STATED TASK: Return the listing below exactly, with the pictures dropped.

RECORD SET:
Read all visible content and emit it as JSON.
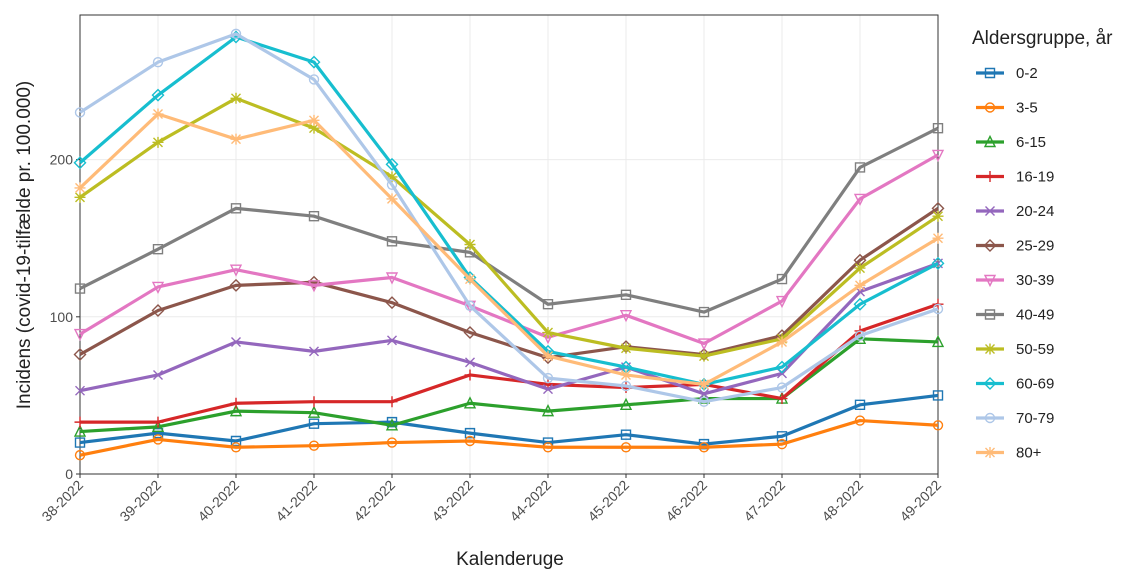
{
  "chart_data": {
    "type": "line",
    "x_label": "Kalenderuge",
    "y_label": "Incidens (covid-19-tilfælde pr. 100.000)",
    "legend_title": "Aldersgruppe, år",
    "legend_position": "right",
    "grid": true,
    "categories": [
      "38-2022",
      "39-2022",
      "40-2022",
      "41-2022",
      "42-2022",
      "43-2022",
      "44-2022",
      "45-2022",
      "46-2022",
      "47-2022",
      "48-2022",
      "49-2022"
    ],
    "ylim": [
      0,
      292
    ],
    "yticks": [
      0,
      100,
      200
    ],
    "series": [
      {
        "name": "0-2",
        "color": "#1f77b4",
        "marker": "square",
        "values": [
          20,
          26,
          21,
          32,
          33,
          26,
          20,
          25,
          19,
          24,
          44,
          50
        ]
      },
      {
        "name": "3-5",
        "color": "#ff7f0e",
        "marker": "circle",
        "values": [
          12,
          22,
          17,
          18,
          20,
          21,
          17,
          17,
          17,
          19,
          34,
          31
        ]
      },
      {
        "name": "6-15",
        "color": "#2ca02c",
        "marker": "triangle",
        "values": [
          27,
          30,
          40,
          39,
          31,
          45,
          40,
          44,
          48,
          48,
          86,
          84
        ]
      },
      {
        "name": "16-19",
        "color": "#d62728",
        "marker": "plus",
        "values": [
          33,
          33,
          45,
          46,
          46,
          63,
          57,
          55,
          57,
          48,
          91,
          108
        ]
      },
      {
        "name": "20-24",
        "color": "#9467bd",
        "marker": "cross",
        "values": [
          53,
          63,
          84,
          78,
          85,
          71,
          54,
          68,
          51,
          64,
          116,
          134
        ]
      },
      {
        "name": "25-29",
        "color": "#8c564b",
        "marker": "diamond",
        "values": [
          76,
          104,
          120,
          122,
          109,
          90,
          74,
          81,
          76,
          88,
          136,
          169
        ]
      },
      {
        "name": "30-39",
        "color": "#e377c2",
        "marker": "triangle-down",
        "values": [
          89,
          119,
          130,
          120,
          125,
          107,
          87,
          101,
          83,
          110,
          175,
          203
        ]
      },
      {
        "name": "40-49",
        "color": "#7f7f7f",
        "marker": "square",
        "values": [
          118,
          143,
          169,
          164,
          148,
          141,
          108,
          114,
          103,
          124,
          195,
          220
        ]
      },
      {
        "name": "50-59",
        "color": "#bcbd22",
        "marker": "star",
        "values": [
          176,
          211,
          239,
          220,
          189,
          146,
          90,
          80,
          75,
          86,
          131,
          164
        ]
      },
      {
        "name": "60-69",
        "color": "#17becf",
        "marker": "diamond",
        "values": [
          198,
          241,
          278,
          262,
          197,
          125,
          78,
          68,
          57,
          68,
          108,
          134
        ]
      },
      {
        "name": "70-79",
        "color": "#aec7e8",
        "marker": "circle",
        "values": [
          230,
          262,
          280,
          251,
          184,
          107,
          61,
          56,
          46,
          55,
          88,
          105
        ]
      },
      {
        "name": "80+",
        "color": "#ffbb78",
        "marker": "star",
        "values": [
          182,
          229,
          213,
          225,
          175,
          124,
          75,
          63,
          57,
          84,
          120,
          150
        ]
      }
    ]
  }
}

SOLUTION FOR THIS EXERCISE:
Read all visible content and emit it as JSON.
{
  "chart_data": {
    "type": "line",
    "x_label": "Kalenderuge",
    "y_label": "Incidens (covid-19-tilfælde pr. 100.000)",
    "legend_title": "Aldersgruppe, år",
    "legend_position": "right",
    "grid": true,
    "categories": [
      "38-2022",
      "39-2022",
      "40-2022",
      "41-2022",
      "42-2022",
      "43-2022",
      "44-2022",
      "45-2022",
      "46-2022",
      "47-2022",
      "48-2022",
      "49-2022"
    ],
    "ylim": [
      0,
      292
    ],
    "yticks": [
      0,
      100,
      200
    ],
    "series": [
      {
        "name": "0-2",
        "color": "#1f77b4",
        "marker": "square",
        "values": [
          20,
          26,
          21,
          32,
          33,
          26,
          20,
          25,
          19,
          24,
          44,
          50
        ]
      },
      {
        "name": "3-5",
        "color": "#ff7f0e",
        "marker": "circle",
        "values": [
          12,
          22,
          17,
          18,
          20,
          21,
          17,
          17,
          17,
          19,
          34,
          31
        ]
      },
      {
        "name": "6-15",
        "color": "#2ca02c",
        "marker": "triangle",
        "values": [
          27,
          30,
          40,
          39,
          31,
          45,
          40,
          44,
          48,
          48,
          86,
          84
        ]
      },
      {
        "name": "16-19",
        "color": "#d62728",
        "marker": "plus",
        "values": [
          33,
          33,
          45,
          46,
          46,
          63,
          57,
          55,
          57,
          48,
          91,
          108
        ]
      },
      {
        "name": "20-24",
        "color": "#9467bd",
        "marker": "cross",
        "values": [
          53,
          63,
          84,
          78,
          85,
          71,
          54,
          68,
          51,
          64,
          116,
          134
        ]
      },
      {
        "name": "25-29",
        "color": "#8c564b",
        "marker": "diamond",
        "values": [
          76,
          104,
          120,
          122,
          109,
          90,
          74,
          81,
          76,
          88,
          136,
          169
        ]
      },
      {
        "name": "30-39",
        "color": "#e377c2",
        "marker": "triangle-down",
        "values": [
          89,
          119,
          130,
          120,
          125,
          107,
          87,
          101,
          83,
          110,
          175,
          203
        ]
      },
      {
        "name": "40-49",
        "color": "#7f7f7f",
        "marker": "square",
        "values": [
          118,
          143,
          169,
          164,
          148,
          141,
          108,
          114,
          103,
          124,
          195,
          220
        ]
      },
      {
        "name": "50-59",
        "color": "#bcbd22",
        "marker": "star",
        "values": [
          176,
          211,
          239,
          220,
          189,
          146,
          90,
          80,
          75,
          86,
          131,
          164
        ]
      },
      {
        "name": "60-69",
        "color": "#17becf",
        "marker": "diamond",
        "values": [
          198,
          241,
          278,
          262,
          197,
          125,
          78,
          68,
          57,
          68,
          108,
          134
        ]
      },
      {
        "name": "70-79",
        "color": "#aec7e8",
        "marker": "circle",
        "values": [
          230,
          262,
          280,
          251,
          184,
          107,
          61,
          56,
          46,
          55,
          88,
          105
        ]
      },
      {
        "name": "80+",
        "color": "#ffbb78",
        "marker": "star",
        "values": [
          182,
          229,
          213,
          225,
          175,
          124,
          75,
          63,
          57,
          84,
          120,
          150
        ]
      }
    ]
  }
}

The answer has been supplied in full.